[THE TASK]
Search the material for "FreeSync" and show all lines that contain it.

################

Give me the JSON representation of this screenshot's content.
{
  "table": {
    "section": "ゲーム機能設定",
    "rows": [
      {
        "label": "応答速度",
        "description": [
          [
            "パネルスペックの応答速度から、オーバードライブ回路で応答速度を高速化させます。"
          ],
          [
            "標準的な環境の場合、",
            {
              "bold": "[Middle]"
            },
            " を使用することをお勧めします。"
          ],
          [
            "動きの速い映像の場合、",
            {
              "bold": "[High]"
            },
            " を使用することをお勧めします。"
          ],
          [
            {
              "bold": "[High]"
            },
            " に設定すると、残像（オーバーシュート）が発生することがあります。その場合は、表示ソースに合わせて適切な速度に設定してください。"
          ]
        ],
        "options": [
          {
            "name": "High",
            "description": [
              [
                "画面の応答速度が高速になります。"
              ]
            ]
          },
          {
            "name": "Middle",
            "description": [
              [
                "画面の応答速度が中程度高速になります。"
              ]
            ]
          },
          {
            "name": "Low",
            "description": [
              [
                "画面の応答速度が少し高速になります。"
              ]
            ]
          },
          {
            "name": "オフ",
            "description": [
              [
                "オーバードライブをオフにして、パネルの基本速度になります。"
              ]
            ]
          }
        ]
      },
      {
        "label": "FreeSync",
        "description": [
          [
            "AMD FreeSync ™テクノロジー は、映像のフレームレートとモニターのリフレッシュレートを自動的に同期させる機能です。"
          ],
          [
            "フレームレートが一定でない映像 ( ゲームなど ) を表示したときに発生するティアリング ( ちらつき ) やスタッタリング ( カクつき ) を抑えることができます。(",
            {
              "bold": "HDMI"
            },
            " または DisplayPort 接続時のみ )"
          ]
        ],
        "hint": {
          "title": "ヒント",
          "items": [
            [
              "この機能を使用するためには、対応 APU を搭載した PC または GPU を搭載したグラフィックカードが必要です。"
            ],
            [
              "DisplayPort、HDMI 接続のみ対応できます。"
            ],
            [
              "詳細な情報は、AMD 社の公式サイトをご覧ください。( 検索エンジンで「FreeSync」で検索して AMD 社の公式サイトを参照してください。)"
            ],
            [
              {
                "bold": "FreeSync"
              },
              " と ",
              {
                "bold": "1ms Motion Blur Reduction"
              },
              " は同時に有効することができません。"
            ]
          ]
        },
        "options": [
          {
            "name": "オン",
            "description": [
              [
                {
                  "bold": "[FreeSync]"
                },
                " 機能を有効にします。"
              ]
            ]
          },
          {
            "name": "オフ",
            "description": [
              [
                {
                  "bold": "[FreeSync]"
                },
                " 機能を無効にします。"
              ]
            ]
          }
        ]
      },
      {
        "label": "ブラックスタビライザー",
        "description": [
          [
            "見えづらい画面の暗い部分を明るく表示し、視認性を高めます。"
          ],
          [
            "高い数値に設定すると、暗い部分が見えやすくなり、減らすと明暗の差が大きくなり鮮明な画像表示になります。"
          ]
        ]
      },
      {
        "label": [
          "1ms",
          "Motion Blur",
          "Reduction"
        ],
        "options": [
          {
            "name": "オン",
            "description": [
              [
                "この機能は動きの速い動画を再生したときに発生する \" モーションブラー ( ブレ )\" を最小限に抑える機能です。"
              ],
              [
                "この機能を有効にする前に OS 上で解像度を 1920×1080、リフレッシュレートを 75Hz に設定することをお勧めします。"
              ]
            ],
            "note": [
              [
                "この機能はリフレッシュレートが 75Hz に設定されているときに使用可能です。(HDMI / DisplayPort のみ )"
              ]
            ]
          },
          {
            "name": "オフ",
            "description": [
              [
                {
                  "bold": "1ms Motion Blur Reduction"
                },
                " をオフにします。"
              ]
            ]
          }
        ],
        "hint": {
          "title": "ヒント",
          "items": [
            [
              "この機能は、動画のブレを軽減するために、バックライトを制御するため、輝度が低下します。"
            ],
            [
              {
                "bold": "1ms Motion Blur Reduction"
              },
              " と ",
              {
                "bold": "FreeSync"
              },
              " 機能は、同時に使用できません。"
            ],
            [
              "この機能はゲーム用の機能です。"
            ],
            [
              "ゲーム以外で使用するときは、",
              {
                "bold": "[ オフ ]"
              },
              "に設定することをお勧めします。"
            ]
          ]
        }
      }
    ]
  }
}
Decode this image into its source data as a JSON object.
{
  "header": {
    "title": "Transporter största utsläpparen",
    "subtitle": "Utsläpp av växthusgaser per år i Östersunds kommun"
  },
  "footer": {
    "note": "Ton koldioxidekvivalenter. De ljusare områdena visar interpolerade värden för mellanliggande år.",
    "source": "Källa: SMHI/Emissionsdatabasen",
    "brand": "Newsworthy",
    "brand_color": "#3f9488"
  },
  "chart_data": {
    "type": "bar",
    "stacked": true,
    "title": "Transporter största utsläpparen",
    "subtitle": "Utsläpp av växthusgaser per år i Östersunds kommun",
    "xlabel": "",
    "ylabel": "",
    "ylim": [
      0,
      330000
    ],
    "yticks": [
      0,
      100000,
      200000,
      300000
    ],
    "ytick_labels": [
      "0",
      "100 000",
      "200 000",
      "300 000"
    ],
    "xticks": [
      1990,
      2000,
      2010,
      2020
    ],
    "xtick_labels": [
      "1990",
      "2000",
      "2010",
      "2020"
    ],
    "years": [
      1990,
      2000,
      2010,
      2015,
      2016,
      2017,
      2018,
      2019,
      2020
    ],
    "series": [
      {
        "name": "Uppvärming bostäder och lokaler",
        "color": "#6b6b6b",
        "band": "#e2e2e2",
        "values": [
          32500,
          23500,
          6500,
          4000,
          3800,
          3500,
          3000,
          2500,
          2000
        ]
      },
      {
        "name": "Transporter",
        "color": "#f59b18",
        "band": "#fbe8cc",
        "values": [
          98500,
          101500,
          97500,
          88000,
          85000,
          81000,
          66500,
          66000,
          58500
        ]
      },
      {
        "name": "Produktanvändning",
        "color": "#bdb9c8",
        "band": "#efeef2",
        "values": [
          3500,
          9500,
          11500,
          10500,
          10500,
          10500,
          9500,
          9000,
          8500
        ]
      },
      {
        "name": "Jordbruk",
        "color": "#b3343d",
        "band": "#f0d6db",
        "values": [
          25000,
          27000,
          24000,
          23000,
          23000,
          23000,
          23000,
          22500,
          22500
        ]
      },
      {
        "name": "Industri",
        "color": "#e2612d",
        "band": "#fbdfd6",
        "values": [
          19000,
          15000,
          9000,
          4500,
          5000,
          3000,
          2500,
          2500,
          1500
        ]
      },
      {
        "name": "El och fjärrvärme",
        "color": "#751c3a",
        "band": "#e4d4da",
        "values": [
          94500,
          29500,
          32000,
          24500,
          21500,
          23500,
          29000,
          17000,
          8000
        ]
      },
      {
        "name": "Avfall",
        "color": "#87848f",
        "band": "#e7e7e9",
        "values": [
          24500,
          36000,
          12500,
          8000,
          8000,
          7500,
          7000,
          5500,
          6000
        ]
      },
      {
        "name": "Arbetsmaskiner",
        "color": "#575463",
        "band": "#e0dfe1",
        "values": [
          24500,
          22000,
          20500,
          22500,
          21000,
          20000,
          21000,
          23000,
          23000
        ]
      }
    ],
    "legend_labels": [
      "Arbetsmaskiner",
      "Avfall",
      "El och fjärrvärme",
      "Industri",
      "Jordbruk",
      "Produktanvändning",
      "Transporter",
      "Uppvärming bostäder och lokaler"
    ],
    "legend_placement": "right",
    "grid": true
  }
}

################

[WRITTEN ANSWER]
        "label": "FreeSync",
            "AMD FreeSync ™テクノロジー は、映像のフレームレートとモニターのリフレッシュレートを自動的に同期させる機能です。"
              "詳細な情報は、AMD 社の公式サイトをご覧ください。( 検索エンジンで「FreeSync」で検索して AMD 社の公式サイトを参照してください。)"
                "bold": "FreeSync"
                  "bold": "[FreeSync]"
                  "bold": "[FreeSync]"
                "bold": "FreeSync"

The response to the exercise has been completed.